MATERIALS PROVIDED:
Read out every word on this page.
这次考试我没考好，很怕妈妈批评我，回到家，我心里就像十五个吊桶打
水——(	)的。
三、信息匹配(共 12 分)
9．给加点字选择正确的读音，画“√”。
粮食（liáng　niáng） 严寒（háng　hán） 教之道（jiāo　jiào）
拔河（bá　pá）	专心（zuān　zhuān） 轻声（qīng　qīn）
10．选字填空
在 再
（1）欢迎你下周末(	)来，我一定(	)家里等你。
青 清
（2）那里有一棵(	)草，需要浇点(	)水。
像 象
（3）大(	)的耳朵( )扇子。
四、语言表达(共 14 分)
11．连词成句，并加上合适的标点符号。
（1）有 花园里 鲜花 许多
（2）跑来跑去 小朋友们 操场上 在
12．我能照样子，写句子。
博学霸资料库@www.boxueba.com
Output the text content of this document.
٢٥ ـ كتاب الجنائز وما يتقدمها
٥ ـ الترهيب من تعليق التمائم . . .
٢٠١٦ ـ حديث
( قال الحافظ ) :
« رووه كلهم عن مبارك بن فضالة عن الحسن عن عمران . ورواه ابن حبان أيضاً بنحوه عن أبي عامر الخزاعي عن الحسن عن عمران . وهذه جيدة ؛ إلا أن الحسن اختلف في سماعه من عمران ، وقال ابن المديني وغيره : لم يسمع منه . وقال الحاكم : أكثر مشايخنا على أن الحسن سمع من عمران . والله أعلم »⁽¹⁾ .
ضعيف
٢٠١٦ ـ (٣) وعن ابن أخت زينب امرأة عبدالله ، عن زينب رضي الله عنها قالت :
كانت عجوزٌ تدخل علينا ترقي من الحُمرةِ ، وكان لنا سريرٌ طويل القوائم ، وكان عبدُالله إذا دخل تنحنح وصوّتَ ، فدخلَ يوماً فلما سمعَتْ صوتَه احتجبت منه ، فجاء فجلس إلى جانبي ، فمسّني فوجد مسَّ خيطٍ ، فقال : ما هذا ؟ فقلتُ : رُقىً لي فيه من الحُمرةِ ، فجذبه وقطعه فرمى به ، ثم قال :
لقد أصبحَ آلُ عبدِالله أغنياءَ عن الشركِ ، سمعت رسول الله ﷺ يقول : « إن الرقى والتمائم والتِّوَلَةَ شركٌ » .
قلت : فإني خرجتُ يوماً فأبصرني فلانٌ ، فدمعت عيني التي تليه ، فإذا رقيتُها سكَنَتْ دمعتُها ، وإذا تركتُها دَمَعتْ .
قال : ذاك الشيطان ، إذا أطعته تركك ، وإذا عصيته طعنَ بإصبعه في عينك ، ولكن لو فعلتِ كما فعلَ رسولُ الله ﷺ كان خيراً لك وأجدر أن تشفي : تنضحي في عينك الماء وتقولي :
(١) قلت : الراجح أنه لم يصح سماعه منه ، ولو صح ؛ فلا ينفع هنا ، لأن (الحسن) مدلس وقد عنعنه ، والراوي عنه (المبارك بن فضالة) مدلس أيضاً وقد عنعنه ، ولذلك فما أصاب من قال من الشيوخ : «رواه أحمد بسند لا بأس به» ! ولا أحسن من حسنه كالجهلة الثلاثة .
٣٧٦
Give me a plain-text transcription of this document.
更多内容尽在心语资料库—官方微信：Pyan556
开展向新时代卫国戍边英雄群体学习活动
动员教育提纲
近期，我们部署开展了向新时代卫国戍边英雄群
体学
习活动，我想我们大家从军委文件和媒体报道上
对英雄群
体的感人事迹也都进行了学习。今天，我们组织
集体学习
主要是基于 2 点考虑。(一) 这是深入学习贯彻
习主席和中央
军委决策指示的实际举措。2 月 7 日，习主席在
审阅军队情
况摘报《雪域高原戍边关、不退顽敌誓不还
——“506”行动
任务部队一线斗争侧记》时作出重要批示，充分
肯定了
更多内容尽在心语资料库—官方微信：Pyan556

EXERCISE:
Scan the records above, count the lines with "فضالة" in them, and give only the number.

THE RESPONSE:
2